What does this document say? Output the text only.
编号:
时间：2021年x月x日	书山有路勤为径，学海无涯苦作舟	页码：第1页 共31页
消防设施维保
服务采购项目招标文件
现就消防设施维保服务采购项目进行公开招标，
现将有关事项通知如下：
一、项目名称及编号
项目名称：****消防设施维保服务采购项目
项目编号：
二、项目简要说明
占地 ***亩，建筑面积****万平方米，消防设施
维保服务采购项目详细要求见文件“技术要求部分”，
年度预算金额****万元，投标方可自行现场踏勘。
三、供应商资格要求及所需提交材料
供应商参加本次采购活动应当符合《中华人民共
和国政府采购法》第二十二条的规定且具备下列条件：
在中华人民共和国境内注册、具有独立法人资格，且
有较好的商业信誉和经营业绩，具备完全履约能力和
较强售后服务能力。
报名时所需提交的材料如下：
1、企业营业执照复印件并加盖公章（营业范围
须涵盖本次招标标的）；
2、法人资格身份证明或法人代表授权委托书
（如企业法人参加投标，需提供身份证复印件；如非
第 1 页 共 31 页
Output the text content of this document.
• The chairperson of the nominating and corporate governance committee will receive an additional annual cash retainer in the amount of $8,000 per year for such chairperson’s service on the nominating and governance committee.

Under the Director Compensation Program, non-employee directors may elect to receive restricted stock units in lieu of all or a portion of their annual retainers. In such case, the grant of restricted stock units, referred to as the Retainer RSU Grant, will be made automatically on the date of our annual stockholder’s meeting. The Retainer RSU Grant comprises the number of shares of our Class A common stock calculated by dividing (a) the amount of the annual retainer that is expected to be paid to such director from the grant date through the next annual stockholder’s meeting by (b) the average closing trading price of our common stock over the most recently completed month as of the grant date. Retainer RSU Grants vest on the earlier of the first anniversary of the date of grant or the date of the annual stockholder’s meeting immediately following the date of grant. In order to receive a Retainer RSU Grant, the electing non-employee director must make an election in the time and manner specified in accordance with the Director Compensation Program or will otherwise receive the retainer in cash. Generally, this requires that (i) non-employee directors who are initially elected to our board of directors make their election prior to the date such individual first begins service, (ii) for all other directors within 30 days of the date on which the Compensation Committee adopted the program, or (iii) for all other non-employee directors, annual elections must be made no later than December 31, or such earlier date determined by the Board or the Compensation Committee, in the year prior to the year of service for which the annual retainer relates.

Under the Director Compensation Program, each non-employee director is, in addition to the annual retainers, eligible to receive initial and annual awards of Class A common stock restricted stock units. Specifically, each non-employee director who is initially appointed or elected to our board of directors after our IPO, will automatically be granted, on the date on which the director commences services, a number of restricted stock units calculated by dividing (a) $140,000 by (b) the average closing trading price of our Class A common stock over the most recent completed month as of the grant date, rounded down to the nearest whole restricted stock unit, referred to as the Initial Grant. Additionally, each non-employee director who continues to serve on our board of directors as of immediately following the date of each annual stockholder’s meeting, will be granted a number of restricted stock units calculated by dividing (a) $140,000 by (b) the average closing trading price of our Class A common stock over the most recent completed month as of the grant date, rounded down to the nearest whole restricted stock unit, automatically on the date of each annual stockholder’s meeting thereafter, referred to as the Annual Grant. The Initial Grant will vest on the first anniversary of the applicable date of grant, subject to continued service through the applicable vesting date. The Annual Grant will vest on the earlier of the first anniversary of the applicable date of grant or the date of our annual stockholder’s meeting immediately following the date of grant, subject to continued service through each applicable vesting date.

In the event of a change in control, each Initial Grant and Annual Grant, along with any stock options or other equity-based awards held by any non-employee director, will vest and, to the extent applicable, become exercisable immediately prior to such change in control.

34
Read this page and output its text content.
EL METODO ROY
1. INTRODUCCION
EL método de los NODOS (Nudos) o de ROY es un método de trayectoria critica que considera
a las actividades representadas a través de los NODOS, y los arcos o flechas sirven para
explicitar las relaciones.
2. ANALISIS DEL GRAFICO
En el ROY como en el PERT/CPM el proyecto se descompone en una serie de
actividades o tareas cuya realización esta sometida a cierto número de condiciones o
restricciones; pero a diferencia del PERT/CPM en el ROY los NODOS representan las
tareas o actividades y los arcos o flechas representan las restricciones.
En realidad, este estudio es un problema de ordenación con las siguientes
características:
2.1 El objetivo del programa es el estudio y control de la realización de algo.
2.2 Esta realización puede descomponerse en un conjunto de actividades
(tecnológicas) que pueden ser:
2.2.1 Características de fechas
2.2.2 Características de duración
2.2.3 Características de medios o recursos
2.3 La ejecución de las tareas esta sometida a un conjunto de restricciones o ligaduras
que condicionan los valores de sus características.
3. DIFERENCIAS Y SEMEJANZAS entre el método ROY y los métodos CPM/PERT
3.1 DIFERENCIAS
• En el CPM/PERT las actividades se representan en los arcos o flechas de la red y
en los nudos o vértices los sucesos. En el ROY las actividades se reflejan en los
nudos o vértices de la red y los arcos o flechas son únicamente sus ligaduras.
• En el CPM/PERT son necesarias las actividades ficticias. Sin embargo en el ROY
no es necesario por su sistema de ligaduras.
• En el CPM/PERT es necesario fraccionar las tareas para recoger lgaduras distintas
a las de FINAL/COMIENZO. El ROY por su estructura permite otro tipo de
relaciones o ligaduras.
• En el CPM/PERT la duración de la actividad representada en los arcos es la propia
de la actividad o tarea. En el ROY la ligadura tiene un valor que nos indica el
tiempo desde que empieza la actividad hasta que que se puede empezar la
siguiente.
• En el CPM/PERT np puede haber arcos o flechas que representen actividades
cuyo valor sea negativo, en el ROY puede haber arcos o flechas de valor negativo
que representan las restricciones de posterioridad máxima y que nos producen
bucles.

What is required: Exactly as they are written, print the entries again.

Correct output:
What does this document say? Output the text only.
编号:
时间：2021年x月x日	书山有路勤为径，学海无涯苦作舟	页码：第1页 共31页
消防设施维保
服务采购项目招标文件
现就消防设施维保服务采购项目进行公开招标，
现将有关事项通知如下：
一、项目名称及编号
项目名称：****消防设施维保服务采购项目
项目编号：
二、项目简要说明
占地 ***亩，建筑面积****万平方米，消防设施
维保服务采购项目详细要求见文件“技术要求部分”，
年度预算金额****万元，投标方可自行现场踏勘。
三、供应商资格要求及所需提交材料
供应商参加本次采购活动应当符合《中华人民共
和国政府采购法》第二十二条的规定且具备下列条件：
在中华人民共和国境内注册、具有独立法人资格，且
有较好的商业信誉和经营业绩，具备完全履约能力和
较强售后服务能力。
报名时所需提交的材料如下：
1、企业营业执照复印件并加盖公章（营业范围
须涵盖本次招标标的）；
2、法人资格身份证明或法人代表授权委托书
（如企业法人参加投标，需提供身份证复印件；如非
第 1 页 共 31 页
Output the text content of this document.
• The chairperson of the nominating and corporate governance committee will receive an additional annual cash retainer in the amount of $8,000 per year for such chairperson’s service on the nominating and governance committee.

Under the Director Compensation Program, non-employee directors may elect to receive restricted stock units in lieu of all or a portion of their annual retainers. In such case, the grant of restricted stock units, referred to as the Retainer RSU Grant, will be made automatically on the date of our annual stockholder’s meeting. The Retainer RSU Grant comprises the number of shares of our Class A common stock calculated by dividing (a) the amount of the annual retainer that is expected to be paid to such director from the grant date through the next annual stockholder’s meeting by (b) the average closing trading price of our common stock over the most recently completed month as of the grant date. Retainer RSU Grants vest on the earlier of the first anniversary of the date of grant or the date of the annual stockholder’s meeting immediately following the date of grant. In order to receive a Retainer RSU Grant, the electing non-employee director must make an election in the time and manner specified in accordance with the Director Compensation Program or will otherwise receive the retainer in cash. Generally, this requires that (i) non-employee directors who are initially elected to our board of directors make their election prior to the date such individual first begins service, (ii) for all other directors within 30 days of the date on which the Compensation Committee adopted the program, or (iii) for all other non-employee directors, annual elections must be made no later than December 31, or such earlier date determined by the Board or the Compensation Committee, in the year prior to the year of service for which the annual retainer relates.

Under the Director Compensation Program, each non-employee director is, in addition to the annual retainers, eligible to receive initial and annual awards of Class A common stock restricted stock units. Specifically, each non-employee director who is initially appointed or elected to our board of directors after our IPO, will automatically be granted, on the date on which the director commences services, a number of restricted stock units calculated by dividing (a) $140,000 by (b) the average closing trading price of our Class A common stock over the most recent completed month as of the grant date, rounded down to the nearest whole restricted stock unit, referred to as the Initial Grant. Additionally, each non-employee director who continues to serve on our board of directors as of immediately following the date of each annual stockholder’s meeting, will be granted a number of restricted stock units calculated by dividing (a) $140,000 by (b) the average closing trading price of our Class A common stock over the most recent completed month as of the grant date, rounded down to the nearest whole restricted stock unit, automatically on the date of each annual stockholder’s meeting thereafter, referred to as the Annual Grant. The Initial Grant will vest on the first anniversary of the applicable date of grant, subject to continued service through the applicable vesting date. The Annual Grant will vest on the earlier of the first anniversary of the applicable date of grant or the date of our annual stockholder’s meeting immediately following the date of grant, subject to continued service through each applicable vesting date.

In the event of a change in control, each Initial Grant and Annual Grant, along with any stock options or other equity-based awards held by any non-employee director, will vest and, to the extent applicable, become exercisable immediately prior to such change in control.

34
Read this page and output its text content.
EL METODO ROY
1. INTRODUCCION
EL método de los NODOS (Nudos) o de ROY es un método de trayectoria critica que considera
a las actividades representadas a través de los NODOS, y los arcos o flechas sirven para
explicitar las relaciones.
2. ANALISIS DEL GRAFICO
En el ROY como en el PERT/CPM el proyecto se descompone en una serie de
actividades o tareas cuya realización esta sometida a cierto número de condiciones o
restricciones; pero a diferencia del PERT/CPM en el ROY los NODOS representan las
tareas o actividades y los arcos o flechas representan las restricciones.
En realidad, este estudio es un problema de ordenación con las siguientes
características:
2.1 El objetivo del programa es el estudio y control de la realización de algo.
2.2 Esta realización puede descomponerse en un conjunto de actividades
(tecnológicas) que pueden ser:
2.2.1 Características de fechas
2.2.2 Características de duración
2.2.3 Características de medios o recursos
2.3 La ejecución de las tareas esta sometida a un conjunto de restricciones o ligaduras
que condicionan los valores de sus características.
3. DIFERENCIAS Y SEMEJANZAS entre el método ROY y los métodos CPM/PERT
3.1 DIFERENCIAS
• En el CPM/PERT las actividades se representan en los arcos o flechas de la red y
en los nudos o vértices los sucesos. En el ROY las actividades se reflejan en los
nudos o vértices de la red y los arcos o flechas son únicamente sus ligaduras.
• En el CPM/PERT son necesarias las actividades ficticias. Sin embargo en el ROY
no es necesario por su sistema de ligaduras.
• En el CPM/PERT es necesario fraccionar las tareas para recoger lgaduras distintas
a las de FINAL/COMIENZO. El ROY por su estructura permite otro tipo de
relaciones o ligaduras.
• En el CPM/PERT la duración de la actividad representada en los arcos es la propia
de la actividad o tarea. En el ROY la ligadura tiene un valor que nos indica el
tiempo desde que empieza la actividad hasta que que se puede empezar la
siguiente.
• En el CPM/PERT np puede haber arcos o flechas que representen actividades
cuyo valor sea negativo, en el ROY puede haber arcos o flechas de valor negativo
que representan las restricciones de posterioridad máxima y que nos producen
bucles.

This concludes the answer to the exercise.